───── Exercise materials

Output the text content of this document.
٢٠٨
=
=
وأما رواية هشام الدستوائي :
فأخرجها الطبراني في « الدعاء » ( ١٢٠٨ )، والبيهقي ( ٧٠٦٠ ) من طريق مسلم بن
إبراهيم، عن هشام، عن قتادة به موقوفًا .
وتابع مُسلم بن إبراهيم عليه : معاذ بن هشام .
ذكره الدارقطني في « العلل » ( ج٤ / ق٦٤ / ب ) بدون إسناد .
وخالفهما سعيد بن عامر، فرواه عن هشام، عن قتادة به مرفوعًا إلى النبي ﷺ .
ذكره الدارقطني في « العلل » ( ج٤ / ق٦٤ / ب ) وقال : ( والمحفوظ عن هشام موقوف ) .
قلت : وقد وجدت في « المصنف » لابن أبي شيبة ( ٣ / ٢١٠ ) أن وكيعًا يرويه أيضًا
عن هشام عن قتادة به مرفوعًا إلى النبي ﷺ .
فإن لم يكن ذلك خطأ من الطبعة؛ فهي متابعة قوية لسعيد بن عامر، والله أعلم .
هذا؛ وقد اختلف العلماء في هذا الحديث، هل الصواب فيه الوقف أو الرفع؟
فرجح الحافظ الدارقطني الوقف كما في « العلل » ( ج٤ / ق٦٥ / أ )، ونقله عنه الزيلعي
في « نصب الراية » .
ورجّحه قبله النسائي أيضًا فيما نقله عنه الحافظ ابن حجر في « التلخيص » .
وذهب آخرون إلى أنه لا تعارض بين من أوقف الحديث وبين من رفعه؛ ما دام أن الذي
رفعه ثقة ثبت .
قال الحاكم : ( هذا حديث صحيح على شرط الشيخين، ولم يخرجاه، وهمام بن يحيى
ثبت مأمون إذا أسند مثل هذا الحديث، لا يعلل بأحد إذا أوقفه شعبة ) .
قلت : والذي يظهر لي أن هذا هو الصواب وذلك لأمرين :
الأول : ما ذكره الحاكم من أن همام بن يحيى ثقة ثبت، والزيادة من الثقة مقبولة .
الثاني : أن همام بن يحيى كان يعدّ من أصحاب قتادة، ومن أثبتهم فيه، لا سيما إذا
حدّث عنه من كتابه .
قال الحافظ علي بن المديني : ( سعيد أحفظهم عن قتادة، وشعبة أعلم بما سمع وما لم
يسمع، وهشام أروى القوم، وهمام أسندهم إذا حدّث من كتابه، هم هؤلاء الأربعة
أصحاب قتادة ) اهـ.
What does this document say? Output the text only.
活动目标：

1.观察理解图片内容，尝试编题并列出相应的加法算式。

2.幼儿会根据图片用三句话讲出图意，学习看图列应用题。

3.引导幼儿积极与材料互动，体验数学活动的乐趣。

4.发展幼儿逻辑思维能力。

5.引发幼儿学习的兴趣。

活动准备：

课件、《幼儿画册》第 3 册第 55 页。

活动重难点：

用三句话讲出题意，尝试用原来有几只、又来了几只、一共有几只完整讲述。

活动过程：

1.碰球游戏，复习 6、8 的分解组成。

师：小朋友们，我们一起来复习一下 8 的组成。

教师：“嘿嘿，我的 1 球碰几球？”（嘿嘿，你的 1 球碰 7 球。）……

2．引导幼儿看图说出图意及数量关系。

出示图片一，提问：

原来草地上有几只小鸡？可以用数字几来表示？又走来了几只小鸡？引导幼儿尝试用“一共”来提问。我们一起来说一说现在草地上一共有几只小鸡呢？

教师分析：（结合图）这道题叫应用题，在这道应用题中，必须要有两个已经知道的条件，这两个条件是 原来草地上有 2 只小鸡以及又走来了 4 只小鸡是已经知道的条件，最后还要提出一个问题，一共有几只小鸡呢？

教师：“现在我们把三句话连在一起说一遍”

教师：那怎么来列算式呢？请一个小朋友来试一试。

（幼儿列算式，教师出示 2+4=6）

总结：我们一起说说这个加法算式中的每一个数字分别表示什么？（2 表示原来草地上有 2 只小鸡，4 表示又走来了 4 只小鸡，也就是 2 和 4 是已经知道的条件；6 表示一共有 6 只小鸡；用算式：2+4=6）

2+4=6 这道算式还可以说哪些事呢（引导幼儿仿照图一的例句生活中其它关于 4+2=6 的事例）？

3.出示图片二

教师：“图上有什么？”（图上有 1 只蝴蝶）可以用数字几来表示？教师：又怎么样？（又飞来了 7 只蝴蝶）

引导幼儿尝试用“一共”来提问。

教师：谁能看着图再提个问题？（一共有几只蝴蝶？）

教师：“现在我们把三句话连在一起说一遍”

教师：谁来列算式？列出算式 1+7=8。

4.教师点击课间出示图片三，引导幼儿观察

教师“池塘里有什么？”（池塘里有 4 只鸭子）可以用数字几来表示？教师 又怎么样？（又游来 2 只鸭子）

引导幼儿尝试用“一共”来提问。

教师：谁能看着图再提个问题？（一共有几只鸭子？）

──────────
───── Exercise materials

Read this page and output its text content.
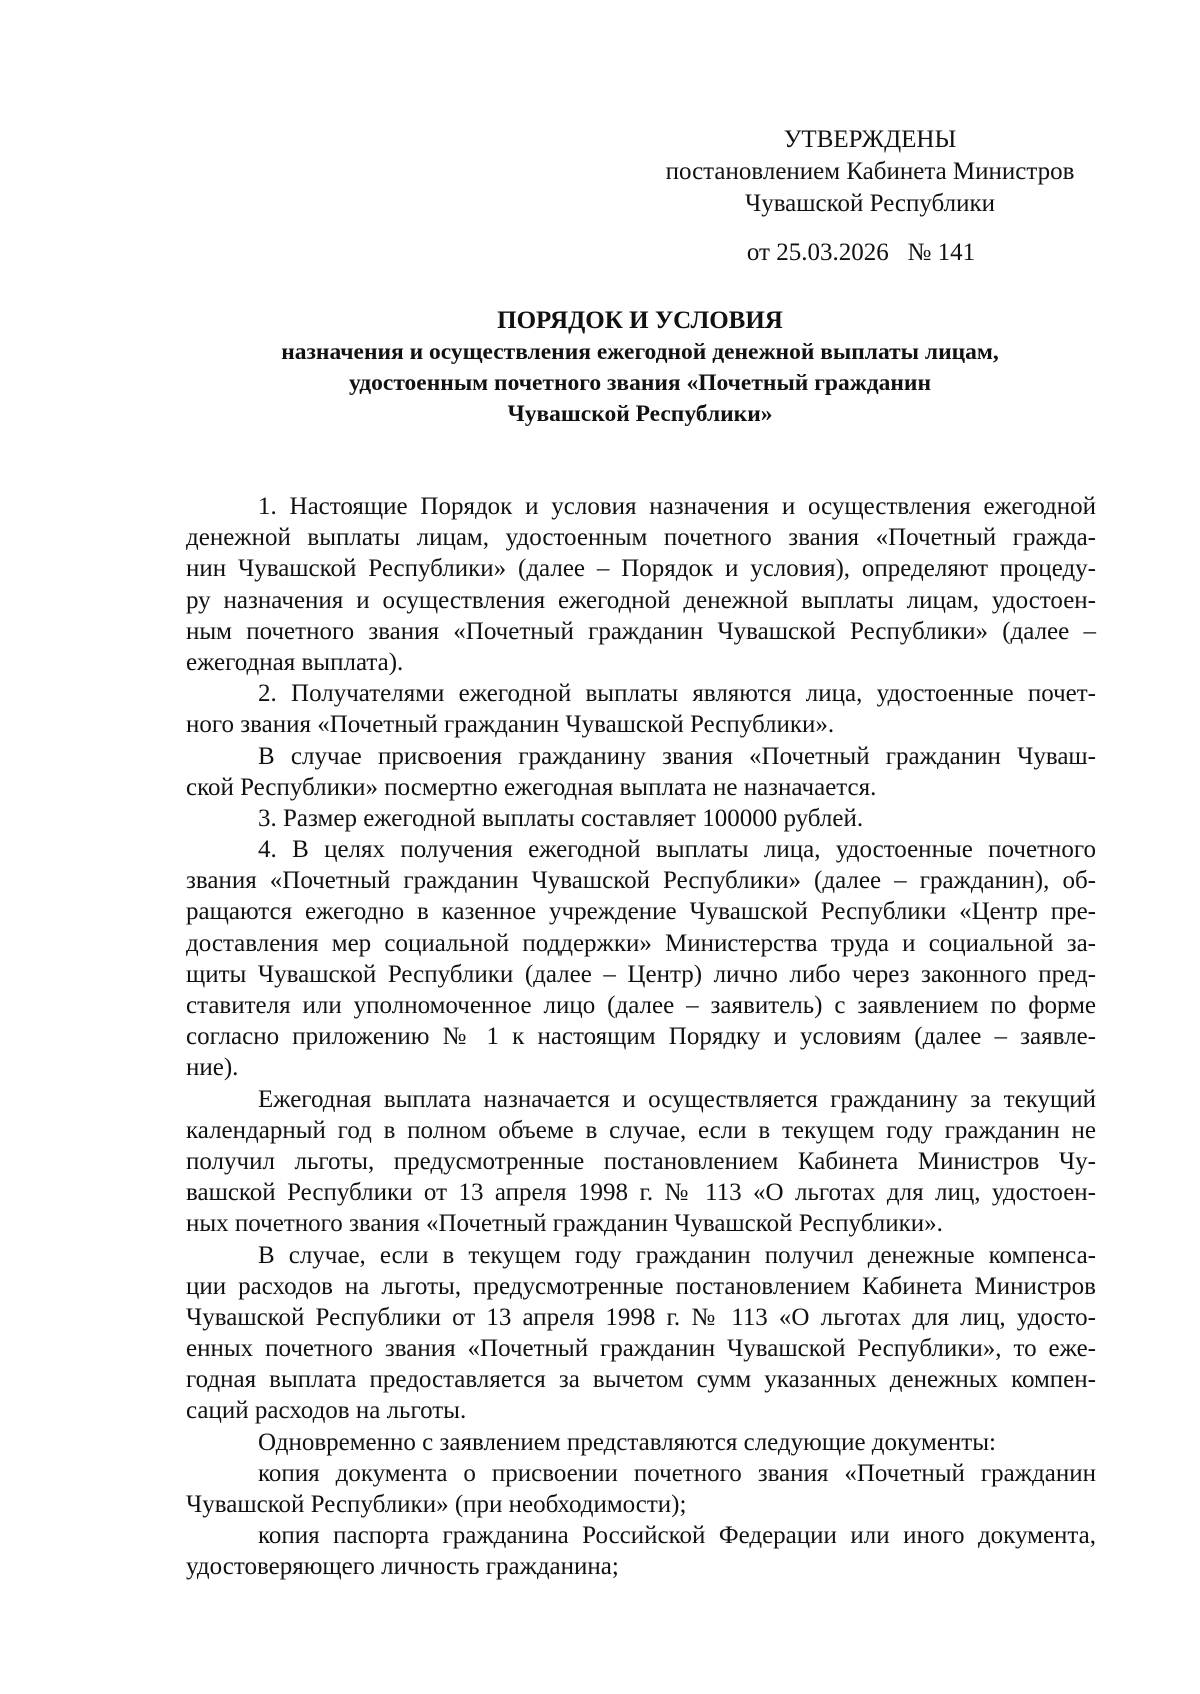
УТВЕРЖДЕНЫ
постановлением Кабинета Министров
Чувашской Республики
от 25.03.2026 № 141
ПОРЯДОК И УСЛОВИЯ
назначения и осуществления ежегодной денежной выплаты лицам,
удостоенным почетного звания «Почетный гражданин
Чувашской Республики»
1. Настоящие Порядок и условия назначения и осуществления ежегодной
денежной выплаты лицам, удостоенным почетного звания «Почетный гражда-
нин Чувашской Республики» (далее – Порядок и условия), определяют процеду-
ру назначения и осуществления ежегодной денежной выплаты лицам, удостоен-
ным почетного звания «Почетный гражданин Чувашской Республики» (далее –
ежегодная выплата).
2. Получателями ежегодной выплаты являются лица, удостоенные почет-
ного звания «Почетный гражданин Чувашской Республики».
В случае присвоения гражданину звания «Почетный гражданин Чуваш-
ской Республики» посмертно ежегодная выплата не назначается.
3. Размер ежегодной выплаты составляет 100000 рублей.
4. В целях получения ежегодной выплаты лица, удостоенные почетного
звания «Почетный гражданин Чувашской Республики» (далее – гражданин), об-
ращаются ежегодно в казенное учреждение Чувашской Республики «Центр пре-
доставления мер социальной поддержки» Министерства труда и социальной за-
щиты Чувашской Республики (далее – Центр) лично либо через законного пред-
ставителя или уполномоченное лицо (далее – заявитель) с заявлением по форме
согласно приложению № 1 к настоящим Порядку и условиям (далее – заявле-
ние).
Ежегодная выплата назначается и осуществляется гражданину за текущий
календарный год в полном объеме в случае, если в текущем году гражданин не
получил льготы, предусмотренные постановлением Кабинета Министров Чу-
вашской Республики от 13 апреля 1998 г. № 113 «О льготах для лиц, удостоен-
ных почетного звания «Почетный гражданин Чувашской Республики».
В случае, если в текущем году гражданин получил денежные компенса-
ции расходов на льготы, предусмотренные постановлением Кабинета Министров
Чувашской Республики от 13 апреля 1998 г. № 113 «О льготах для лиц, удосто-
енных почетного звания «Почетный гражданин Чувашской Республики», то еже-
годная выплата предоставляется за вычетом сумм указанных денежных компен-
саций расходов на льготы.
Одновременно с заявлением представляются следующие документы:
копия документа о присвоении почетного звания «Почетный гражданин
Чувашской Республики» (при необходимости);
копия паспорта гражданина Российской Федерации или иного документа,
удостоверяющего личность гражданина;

──────────

Work instructions: Report every line containing the word "كتابه" from the listing above.

Answer to the task:
حدّث عنه من كتابه .
يسمع، وهشام أروى القوم، وهمام أسندهم إذا حدّث من كتابه، هم هؤلاء الأربعة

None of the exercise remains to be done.